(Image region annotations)

────────

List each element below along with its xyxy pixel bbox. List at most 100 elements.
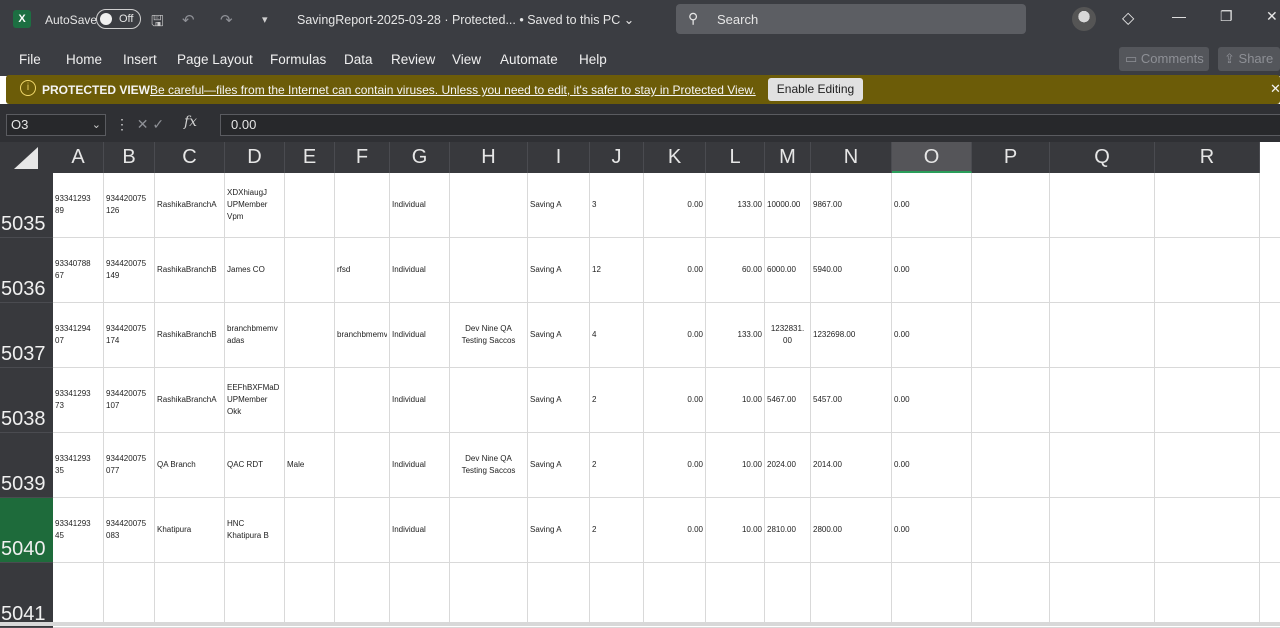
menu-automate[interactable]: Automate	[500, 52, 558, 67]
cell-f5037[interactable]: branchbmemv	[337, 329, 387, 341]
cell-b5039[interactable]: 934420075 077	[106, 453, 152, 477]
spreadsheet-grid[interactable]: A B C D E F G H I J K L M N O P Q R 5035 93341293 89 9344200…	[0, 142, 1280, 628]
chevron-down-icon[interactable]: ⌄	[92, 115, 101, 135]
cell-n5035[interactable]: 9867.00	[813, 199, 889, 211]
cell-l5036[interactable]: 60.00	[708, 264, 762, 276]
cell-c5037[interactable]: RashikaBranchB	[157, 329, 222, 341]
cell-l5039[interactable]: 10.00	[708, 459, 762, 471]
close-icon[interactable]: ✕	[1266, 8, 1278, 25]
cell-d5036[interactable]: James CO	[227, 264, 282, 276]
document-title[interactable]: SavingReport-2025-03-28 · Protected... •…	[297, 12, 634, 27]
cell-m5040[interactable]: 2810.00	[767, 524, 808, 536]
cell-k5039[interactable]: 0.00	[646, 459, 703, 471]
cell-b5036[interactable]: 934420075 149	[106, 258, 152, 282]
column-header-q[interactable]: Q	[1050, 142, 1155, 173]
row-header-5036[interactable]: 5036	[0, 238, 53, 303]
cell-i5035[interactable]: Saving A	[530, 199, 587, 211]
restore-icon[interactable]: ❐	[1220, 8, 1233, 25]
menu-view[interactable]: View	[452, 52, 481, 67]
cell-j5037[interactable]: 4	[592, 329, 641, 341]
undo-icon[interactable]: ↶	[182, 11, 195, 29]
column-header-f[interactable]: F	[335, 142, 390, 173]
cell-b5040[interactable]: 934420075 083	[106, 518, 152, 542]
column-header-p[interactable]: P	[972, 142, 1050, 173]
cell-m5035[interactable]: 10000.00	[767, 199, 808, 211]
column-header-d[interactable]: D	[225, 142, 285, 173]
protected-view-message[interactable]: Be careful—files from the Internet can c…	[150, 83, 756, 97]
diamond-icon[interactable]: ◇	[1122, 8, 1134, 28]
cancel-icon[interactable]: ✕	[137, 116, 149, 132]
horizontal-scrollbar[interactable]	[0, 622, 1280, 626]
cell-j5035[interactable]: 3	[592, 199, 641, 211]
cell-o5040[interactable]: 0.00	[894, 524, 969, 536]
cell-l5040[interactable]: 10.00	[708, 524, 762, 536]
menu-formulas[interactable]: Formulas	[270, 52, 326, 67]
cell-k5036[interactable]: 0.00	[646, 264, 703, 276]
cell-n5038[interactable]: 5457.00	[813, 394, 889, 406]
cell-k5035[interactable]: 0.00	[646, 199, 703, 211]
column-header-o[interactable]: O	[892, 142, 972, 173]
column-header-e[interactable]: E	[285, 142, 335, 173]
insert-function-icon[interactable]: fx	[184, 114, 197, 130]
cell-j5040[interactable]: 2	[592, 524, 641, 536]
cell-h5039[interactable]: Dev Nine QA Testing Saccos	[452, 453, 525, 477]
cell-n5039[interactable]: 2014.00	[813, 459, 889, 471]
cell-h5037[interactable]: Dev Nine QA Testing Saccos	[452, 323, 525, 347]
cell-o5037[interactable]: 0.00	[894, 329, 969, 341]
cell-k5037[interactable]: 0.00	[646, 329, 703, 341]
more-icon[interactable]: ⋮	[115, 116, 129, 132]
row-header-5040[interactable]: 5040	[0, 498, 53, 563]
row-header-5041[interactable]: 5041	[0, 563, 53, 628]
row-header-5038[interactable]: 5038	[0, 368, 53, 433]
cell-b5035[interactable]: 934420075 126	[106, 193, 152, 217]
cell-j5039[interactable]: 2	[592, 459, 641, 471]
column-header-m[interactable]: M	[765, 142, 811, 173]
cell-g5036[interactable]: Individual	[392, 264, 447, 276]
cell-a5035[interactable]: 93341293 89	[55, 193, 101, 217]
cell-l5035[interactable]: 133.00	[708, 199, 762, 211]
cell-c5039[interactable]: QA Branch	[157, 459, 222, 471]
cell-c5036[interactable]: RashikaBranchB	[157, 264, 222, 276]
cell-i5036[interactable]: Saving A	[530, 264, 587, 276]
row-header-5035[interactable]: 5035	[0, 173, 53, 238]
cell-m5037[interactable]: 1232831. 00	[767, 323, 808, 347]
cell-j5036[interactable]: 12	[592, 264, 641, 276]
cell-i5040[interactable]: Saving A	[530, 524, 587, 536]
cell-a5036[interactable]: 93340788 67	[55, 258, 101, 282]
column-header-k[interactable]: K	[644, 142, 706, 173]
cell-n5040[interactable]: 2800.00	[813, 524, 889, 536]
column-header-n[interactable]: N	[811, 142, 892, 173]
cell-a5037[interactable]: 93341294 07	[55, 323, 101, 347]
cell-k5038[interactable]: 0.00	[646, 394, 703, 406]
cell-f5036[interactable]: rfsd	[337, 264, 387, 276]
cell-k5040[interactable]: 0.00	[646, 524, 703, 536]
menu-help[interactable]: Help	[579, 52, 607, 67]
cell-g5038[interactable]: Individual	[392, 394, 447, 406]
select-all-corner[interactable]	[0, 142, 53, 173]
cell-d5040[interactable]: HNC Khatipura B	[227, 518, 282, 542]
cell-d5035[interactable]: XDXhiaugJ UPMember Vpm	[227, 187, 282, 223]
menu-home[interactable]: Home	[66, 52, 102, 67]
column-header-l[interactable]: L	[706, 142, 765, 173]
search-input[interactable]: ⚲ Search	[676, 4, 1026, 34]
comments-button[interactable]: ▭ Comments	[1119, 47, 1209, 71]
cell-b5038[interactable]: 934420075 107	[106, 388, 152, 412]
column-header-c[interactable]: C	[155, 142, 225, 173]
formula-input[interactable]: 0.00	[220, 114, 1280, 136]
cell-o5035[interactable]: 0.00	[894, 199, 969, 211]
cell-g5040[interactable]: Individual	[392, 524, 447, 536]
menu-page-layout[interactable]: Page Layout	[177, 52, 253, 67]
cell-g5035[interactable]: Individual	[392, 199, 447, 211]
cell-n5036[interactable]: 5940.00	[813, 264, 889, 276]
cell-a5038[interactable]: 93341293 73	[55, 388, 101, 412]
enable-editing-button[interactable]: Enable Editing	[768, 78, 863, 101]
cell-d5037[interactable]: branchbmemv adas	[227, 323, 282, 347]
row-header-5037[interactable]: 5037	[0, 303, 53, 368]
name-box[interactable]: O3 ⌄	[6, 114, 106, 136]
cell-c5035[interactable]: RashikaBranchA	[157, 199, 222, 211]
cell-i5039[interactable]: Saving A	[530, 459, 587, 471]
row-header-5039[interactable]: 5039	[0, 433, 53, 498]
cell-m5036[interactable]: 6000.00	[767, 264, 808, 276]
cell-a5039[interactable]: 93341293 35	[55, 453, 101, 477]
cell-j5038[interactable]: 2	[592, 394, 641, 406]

────────

• _TASK DIRECTIONS_: Retype every line of the records from the line containing "52, 558, 67]" down through the line containing "459, 762, 471]", both included, with nothing changed.

• _RESPONSE TO THIS EXERCISE_:
menu-automate[interactable]: Automate	[500, 52, 558, 67]
cell-f5037[interactable]: branchbmemv	[337, 329, 387, 341]
cell-b5039[interactable]: 934420075 077	[106, 453, 152, 477]
spreadsheet-grid[interactable]: A B C D E F G H I J K L M N O P Q R 5035 93341293 89 9344200…	[0, 142, 1280, 628]
chevron-down-icon[interactable]: ⌄	[92, 115, 101, 135]
cell-n5035[interactable]: 9867.00	[813, 199, 889, 211]
cell-l5036[interactable]: 60.00	[708, 264, 762, 276]
cell-c5037[interactable]: RashikaBranchB	[157, 329, 222, 341]
cell-l5039[interactable]: 10.00	[708, 459, 762, 471]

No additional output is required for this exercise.